▸ **Text to read**
--*--

The selling stockholders may engage brokers and dealers, and any brokers or dealers may arrange for other brokers or dealers to participate in effecting sales of the Shares. These brokers, dealers or underwriters may act as principals, or as agents of the selling stockholder. Broker-dealers may agree with the selling stockholders to sell a specified number of Shares at a stipulated price per share. If a broker-dealer is unable to sell the Shares acting as agent for the selling stockholder, it may purchase as principal any unsold Shares at the stipulated price. Broker-dealers that acquire Shares as principals may thereafter resell the Shares from time to time in transactions on any stock exchange on which the securities are then listed, at prices and on terms then prevailing at the time of sale, at prices related to the then-current market price or in negotiated transactions. Broker-dealers may use block transactions and sales to and through broker-dealers, including transactions of the nature described above.
The selling stockholders may, from time to time, pledge or grant a security interest in some or all of the Shares owned by them and, if the selling stockholders defaults in the performance of their secured obligations, the pledgees or secured parties may offer and sell the Shares, from time to time, under this prospectus, or under
14

TABLE OF CONTENTS

an amendment to this prospectus under an applicable provision of the Securities Act amending the list of selling stockholders to include the pledgee, transferee or other successors in interest as selling stockholders under this prospectus. The selling stockholders also may transfer the Shares in other circumstances, in which case the transferees, pledgees or other successors in interest will be the selling beneficial owners for purposes of this prospectus.
The selling stockholders and any brokers, dealers or agents that participate in the distribution or sale of the Shares or interests therein may be deemed to be “underwriters” within the meaning of the Securities Act, and any discounts, concessions, commissions or fees received by them and any profit on the resale of Shares sold by them may be deemed to be underwriting discounts and commissions. At the time a particular offering of Shares is made, a prospectus supplement, if required, will be distributed which will set forth the aggregate amount of Shares being offered and the terms of the offering, including the name or names of any brokers, dealers or agents, any discounts, commissions and other terms constituting compensation from the selling stockholders and any discounts, commissions or concessions allowed or re-allowed or paid to broker-dealers. The selling stockholders may indemnify any broker-dealer that participates in transactions involving the sale of the Shares against certain liabilities, including liabilities arising under the Securities Act.

--*--

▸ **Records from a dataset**
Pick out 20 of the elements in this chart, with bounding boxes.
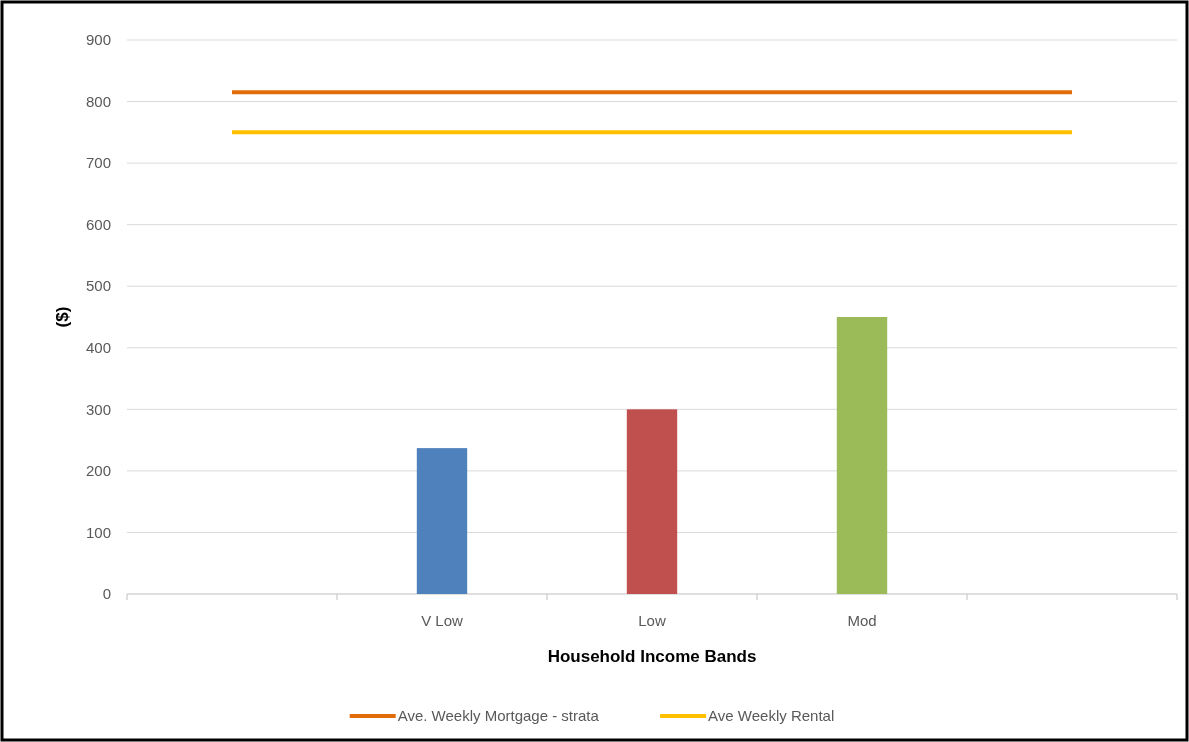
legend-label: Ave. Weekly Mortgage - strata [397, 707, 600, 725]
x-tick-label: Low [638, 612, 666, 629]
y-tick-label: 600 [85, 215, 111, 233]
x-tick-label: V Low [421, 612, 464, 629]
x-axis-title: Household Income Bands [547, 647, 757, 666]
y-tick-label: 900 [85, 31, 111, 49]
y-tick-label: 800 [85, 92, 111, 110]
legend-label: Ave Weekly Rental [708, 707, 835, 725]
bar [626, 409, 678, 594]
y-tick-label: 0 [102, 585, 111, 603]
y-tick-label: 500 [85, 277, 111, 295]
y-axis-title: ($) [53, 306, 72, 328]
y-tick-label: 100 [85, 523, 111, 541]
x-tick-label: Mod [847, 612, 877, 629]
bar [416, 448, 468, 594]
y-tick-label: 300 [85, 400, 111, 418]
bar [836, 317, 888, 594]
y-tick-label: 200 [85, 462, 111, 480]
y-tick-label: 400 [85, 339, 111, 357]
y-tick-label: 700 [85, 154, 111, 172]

--*--

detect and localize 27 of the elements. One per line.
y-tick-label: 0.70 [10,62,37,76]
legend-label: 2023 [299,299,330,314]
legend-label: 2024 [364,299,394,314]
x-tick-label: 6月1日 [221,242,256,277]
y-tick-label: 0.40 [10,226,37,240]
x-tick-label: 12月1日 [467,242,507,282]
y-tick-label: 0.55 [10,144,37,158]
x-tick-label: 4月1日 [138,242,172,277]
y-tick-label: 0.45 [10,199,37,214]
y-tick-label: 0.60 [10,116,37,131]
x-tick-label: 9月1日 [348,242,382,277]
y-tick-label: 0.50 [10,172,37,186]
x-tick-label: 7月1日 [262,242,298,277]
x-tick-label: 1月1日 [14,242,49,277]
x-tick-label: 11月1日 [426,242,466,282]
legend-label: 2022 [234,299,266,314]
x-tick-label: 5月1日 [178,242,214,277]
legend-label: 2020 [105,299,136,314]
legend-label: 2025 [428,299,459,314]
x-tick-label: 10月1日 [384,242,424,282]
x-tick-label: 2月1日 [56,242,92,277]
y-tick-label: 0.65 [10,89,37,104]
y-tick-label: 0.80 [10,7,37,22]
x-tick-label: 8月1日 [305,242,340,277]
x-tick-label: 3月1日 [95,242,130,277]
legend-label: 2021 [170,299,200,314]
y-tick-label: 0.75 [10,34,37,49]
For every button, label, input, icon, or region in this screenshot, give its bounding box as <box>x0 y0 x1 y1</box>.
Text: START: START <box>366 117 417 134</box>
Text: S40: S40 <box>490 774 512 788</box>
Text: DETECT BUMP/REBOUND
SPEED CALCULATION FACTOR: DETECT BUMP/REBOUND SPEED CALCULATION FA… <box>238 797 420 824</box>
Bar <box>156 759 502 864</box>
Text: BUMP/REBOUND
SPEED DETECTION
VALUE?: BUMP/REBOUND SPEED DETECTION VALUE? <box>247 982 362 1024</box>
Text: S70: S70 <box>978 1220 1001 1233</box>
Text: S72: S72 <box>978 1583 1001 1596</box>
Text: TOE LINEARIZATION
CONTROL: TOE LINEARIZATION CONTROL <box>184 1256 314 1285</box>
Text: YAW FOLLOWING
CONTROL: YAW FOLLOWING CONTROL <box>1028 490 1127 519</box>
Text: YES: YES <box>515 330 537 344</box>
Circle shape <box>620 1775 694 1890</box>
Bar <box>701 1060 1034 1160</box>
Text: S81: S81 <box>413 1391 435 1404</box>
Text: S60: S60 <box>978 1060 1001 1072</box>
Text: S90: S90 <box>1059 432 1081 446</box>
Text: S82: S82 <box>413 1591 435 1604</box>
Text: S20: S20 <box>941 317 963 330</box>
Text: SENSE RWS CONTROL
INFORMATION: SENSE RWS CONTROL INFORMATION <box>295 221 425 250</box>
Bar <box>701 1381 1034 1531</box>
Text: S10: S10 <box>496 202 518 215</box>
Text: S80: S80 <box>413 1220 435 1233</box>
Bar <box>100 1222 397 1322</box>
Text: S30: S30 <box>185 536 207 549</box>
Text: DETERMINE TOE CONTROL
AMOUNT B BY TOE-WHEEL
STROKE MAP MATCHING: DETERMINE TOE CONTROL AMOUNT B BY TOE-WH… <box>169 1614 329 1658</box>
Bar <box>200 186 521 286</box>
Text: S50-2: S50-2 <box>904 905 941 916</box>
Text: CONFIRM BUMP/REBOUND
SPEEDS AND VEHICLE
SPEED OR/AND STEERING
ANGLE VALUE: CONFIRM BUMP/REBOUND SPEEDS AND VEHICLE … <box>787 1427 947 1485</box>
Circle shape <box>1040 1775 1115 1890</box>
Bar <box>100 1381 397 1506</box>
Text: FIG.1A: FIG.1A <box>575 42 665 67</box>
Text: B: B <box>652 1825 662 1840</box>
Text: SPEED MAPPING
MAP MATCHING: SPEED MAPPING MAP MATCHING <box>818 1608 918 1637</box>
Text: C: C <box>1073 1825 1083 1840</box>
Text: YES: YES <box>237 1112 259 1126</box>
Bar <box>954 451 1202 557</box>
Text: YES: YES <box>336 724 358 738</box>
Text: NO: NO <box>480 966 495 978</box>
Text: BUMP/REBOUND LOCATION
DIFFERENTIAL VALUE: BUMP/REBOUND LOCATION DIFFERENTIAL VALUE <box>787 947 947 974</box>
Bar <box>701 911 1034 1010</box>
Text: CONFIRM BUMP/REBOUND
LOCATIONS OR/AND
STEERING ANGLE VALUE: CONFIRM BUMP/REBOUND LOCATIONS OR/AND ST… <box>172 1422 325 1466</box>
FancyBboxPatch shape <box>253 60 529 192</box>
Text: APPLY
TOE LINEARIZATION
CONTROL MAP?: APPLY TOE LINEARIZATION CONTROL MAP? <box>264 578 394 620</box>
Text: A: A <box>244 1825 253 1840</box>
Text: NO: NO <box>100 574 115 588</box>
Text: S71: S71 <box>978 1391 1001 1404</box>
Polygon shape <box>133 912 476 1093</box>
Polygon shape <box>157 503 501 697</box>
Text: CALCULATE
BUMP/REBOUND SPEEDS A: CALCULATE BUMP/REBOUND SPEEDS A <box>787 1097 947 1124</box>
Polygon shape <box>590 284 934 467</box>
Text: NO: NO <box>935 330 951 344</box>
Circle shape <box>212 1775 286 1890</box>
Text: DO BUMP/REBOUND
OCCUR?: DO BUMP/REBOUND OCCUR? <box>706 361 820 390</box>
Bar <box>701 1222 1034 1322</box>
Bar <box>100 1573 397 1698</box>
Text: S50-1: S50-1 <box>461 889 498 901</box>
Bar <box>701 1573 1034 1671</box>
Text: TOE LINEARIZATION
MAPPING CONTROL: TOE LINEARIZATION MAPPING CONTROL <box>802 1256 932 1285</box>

--*--

▸ **Set exercise**
Carry on the prospectus excerpt about how the selling stockholders may sell their Shares, starting after its final sentence. The items are separate material and are not part of the prospectus excerpt.

▸ **Exercise answer**
The selling stockholders may enter into hedging transactions with broker-dealers, and the broker-dealers may engage in short sales of the Shares in the course of hedging the positions they assume with the selling stockholder, including, without limitation, in connection with distributions of the Shares by those broker-dealers. The selling stockholders may enter into option or other transactions with broker-dealers that involve the delivery of the Shares registered hereby to the broker-dealers, who may then resell or otherwise transfer those Shares. The selling stockholders and other persons participating in the sale or distribution of the Shares will be subject to applicable provisions of the Exchange Act and the rules and regulations thereunder, including Regulation M, and we have advised the selling stockholders that Regulation M may apply. This regulation may limit the timing of purchases and sales of any shares by the selling stockholders or any other person. The anti-manipulation rules under the Exchange Act may apply to sales of shares in the market and to the activities of the selling stockholders and its affiliates. Furthermore, Regulation M may restrict the ability of any person engaged in the distribution of shares to engage in market-making activities with respect to the particular securities being distributed for a period of up to five business days before the distribution. These restrictions may affect the marketability of the Shares and the ability of any person or entity to engage in market-making activities with respect to the Shares.
The selling stockholders may also sell the Shares in accordance with Rule 144 under the Securities Act rather than pursuant to this prospectus, regardless of whether the shares are covered by this prospectus.
We will make copies of this prospectus available to the selling stockholders and any of their successors in interest for purposes of satisfying the prospectus delivery requirements of the Securities Act, if applicable.
In order to comply with the securities laws of certain states, if applicable, the Shares must be sold in such jurisdictions only through registered or licensed brokers or dealers. In addition, in certain states, the Shares may not be sold unless they have been registered or qualified for sale in the applicable state or an exemption from the registration or qualification requirement is available and is complied with.
Our Class A common stock is traded on the NYSE under the symbol “OLO.” To the extent required, this prospectus may be amended or supplemented from time to time to describe a specific plan of distribution.
15

TABLE OF CONTENTS

LEGAL MATTERS
Unless otherwise indicated in the applicable prospectus supplement, the validity of the securities being offered by this prospectus will be passed upon by Goodwin Procter LLP, New York, New York. Any underwriters will also be advised about the validity of the securities and other legal matters by their own counsel, which will be named in the prospectus supplement.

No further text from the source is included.